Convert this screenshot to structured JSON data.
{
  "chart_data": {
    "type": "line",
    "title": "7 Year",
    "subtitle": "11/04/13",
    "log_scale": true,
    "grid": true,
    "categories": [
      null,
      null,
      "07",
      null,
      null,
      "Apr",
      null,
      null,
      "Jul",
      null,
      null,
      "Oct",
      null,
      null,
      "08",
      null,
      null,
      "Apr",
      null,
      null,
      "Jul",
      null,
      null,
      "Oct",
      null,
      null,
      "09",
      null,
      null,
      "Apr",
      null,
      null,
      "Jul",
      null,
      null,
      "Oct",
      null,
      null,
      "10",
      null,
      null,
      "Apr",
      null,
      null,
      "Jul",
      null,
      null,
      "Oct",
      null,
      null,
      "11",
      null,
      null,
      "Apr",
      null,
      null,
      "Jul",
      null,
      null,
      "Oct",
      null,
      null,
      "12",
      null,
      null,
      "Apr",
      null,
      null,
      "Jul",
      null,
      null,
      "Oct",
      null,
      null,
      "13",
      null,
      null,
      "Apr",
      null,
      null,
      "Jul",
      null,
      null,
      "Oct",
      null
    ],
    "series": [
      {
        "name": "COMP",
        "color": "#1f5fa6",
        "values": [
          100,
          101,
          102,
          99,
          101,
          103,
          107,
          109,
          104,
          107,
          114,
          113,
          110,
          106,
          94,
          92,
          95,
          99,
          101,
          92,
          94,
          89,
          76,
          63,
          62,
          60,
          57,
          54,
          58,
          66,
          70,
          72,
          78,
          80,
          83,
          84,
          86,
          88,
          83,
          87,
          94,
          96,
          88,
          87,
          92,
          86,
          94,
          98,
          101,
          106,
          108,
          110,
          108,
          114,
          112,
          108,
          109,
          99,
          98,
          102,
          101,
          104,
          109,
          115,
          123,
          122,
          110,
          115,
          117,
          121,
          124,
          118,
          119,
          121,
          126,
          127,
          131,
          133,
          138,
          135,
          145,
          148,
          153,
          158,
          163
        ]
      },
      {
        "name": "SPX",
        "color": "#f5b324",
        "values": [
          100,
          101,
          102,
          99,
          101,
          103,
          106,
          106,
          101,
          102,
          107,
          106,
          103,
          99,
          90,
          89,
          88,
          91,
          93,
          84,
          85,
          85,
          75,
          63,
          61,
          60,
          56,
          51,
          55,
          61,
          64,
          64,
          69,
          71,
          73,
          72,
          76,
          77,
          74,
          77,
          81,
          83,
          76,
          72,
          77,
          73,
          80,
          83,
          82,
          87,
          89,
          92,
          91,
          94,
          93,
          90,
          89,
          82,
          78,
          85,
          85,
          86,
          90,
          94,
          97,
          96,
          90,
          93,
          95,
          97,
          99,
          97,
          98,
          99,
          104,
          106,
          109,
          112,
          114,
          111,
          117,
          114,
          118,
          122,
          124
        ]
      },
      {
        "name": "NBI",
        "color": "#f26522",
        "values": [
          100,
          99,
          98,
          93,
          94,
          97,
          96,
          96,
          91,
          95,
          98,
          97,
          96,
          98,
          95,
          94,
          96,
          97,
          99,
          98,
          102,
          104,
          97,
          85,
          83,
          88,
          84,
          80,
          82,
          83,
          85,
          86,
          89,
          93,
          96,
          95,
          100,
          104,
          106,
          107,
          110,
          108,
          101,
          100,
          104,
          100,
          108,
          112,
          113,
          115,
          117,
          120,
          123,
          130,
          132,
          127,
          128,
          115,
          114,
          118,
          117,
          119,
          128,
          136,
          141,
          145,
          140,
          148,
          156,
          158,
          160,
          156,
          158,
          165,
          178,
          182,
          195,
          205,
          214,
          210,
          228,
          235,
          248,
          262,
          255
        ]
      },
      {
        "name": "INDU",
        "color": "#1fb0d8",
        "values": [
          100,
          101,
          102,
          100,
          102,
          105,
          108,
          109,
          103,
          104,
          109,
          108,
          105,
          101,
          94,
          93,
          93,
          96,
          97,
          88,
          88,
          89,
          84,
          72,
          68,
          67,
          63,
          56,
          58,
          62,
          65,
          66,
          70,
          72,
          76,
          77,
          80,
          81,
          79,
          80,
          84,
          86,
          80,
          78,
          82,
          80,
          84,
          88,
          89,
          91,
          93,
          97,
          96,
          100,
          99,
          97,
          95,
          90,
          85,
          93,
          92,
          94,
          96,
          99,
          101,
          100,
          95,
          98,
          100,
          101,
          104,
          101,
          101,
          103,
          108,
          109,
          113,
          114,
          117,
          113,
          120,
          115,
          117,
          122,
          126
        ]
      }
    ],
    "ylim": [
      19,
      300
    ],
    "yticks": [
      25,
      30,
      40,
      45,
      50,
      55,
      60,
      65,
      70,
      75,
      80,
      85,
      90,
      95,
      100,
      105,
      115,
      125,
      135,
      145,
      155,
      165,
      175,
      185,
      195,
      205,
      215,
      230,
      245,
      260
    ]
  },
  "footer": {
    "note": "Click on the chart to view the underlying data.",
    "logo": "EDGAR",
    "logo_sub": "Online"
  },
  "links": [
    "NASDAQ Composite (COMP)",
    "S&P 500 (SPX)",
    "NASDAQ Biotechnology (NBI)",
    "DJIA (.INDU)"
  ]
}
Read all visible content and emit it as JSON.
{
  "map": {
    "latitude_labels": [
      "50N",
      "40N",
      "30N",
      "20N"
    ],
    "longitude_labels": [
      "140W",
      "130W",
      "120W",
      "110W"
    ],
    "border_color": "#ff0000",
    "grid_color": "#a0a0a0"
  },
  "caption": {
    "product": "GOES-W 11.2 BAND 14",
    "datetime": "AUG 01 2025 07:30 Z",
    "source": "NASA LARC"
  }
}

========

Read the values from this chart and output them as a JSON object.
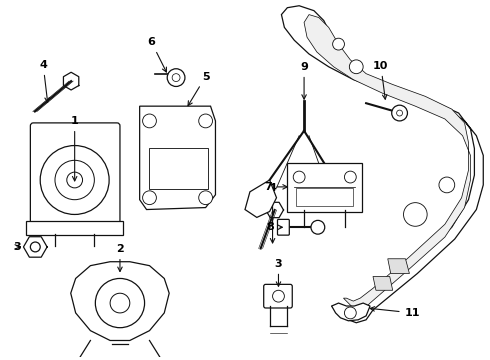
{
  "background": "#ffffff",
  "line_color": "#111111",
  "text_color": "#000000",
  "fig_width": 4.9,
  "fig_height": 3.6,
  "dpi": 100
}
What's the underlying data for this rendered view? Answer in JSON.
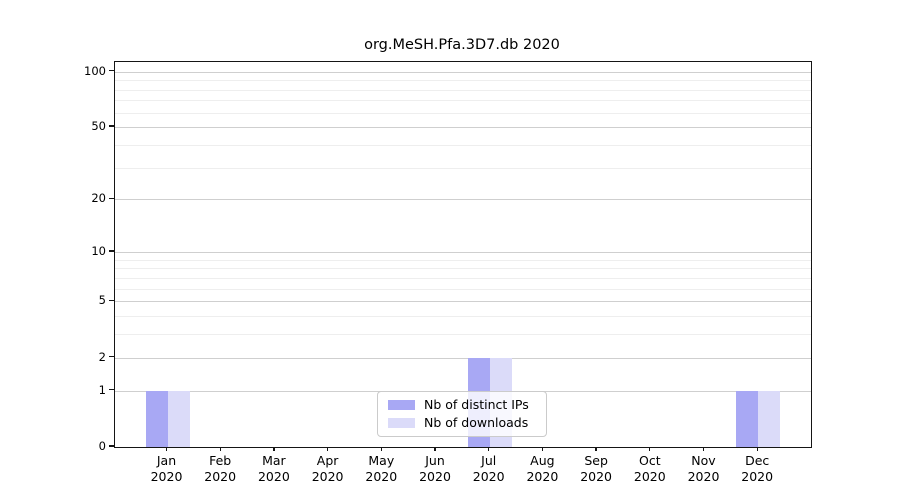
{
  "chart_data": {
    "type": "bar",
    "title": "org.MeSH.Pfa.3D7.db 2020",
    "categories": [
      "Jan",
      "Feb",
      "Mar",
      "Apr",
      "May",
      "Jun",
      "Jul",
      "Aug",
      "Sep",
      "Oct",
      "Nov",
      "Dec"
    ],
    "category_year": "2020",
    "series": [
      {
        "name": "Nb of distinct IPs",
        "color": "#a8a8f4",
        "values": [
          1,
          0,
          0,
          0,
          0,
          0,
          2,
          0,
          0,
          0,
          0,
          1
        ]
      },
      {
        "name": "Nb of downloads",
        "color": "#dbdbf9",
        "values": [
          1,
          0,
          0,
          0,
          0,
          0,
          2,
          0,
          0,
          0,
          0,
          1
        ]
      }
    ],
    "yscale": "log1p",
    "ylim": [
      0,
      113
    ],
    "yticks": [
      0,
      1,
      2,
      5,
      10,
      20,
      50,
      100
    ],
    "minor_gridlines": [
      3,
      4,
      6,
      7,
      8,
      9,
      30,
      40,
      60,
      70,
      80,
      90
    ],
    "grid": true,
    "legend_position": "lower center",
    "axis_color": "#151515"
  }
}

========

Task to complete: Select, from the listing, all lines that include the word "NASDAQ".

Reply to the task:
    "NASDAQ Composite (COMP)",
    "NASDAQ Biotechnology (NBI)",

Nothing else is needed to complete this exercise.